_Directions:_
Show only lines that include "subtitle".

*****

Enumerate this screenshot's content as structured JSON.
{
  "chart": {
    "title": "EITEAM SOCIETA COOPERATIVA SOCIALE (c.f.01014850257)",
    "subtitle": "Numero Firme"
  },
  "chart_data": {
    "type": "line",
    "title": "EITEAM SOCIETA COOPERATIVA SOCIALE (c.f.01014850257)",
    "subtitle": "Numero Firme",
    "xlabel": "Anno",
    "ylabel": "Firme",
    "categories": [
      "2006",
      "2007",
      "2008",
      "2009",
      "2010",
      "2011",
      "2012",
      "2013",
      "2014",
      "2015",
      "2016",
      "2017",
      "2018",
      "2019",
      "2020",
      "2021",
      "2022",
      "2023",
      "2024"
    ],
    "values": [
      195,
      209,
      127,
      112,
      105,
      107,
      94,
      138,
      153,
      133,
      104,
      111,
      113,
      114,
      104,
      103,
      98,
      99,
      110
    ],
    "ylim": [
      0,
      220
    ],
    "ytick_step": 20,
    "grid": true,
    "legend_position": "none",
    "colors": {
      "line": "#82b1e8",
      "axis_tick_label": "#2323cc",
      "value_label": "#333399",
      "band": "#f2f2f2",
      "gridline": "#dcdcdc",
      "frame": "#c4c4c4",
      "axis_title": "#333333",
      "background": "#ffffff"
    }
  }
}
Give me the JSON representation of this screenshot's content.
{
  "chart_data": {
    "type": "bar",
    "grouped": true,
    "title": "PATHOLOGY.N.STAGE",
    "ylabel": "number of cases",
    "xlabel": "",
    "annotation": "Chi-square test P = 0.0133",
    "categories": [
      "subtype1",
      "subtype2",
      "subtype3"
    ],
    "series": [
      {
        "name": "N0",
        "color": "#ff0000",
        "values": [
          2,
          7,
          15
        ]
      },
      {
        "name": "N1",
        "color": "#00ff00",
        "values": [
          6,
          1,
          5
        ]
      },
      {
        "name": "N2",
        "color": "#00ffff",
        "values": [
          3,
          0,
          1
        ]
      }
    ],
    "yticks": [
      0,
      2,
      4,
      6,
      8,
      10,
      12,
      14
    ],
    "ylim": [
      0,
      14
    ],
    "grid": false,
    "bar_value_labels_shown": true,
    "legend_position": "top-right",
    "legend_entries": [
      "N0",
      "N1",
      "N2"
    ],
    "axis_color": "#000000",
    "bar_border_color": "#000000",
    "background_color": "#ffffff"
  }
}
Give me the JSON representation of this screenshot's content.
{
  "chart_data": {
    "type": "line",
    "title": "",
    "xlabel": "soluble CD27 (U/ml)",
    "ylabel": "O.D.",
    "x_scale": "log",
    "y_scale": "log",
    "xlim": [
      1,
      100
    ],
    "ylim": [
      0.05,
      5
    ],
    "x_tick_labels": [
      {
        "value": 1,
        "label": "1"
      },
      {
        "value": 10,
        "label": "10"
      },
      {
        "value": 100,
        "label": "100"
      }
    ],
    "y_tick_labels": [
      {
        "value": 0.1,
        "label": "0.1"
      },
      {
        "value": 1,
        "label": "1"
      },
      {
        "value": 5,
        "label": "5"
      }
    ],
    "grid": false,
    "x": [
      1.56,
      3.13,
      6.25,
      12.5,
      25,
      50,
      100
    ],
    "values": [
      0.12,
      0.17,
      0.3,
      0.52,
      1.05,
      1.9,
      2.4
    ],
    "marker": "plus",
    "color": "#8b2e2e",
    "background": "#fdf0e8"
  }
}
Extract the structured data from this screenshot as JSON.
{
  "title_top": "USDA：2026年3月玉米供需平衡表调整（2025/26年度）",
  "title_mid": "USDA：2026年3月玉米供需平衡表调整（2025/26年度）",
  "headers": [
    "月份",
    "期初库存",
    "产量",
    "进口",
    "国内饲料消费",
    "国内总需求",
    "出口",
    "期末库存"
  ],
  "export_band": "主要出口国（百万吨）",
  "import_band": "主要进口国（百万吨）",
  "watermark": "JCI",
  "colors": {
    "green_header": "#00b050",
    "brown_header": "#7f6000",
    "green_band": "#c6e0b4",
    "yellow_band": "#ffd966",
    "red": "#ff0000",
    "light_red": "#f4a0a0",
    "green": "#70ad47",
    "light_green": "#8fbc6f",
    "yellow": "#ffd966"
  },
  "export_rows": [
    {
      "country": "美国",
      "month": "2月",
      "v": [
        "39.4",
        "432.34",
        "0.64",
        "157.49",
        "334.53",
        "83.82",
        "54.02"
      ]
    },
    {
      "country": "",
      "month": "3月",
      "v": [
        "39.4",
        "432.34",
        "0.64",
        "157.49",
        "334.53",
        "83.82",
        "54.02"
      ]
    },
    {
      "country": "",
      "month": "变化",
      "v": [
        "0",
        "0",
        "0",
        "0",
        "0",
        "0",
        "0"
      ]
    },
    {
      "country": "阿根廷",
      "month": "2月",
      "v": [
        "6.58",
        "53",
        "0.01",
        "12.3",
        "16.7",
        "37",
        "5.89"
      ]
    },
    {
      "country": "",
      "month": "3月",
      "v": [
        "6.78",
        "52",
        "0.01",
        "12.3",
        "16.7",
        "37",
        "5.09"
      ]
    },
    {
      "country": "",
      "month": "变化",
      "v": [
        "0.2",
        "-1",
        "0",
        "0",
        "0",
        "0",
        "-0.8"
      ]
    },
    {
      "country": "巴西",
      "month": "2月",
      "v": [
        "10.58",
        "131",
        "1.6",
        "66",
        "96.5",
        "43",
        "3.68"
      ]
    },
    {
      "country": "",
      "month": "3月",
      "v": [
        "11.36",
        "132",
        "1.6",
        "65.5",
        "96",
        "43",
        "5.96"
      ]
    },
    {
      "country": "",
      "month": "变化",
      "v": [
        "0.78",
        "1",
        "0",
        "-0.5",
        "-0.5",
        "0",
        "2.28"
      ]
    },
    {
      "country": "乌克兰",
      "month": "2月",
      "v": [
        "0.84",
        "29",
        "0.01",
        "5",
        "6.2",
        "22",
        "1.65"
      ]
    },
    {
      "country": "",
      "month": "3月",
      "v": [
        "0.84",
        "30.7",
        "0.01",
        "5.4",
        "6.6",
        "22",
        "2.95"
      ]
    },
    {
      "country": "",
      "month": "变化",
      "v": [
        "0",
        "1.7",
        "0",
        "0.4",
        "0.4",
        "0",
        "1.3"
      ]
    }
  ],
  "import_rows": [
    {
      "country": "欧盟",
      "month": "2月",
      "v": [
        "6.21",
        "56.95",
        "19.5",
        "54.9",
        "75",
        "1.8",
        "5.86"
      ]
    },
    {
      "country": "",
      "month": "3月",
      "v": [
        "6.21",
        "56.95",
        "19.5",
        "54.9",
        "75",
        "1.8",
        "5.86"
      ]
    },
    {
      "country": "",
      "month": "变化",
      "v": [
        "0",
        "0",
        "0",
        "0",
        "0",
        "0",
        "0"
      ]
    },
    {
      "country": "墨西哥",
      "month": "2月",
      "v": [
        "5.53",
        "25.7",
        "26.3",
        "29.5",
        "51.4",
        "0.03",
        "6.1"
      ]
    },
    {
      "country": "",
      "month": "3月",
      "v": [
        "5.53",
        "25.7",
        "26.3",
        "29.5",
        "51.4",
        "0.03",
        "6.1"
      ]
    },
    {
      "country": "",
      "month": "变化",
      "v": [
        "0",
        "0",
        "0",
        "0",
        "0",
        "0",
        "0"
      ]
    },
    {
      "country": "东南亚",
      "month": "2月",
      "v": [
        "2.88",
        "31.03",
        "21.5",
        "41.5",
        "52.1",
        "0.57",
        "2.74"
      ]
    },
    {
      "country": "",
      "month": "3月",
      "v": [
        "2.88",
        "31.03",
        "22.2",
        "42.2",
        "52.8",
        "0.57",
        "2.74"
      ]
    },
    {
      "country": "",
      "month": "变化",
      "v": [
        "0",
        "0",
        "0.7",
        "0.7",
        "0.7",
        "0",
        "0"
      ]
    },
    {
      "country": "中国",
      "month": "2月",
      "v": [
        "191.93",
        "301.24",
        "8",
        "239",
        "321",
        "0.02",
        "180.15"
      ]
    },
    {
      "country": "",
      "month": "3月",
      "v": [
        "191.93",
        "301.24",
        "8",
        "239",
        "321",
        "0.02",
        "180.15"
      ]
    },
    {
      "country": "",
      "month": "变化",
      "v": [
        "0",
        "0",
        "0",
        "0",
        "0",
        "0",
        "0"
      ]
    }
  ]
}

*****

_Task solution:_
    "subtitle": "Numero Firme"
    "subtitle": "Numero Firme",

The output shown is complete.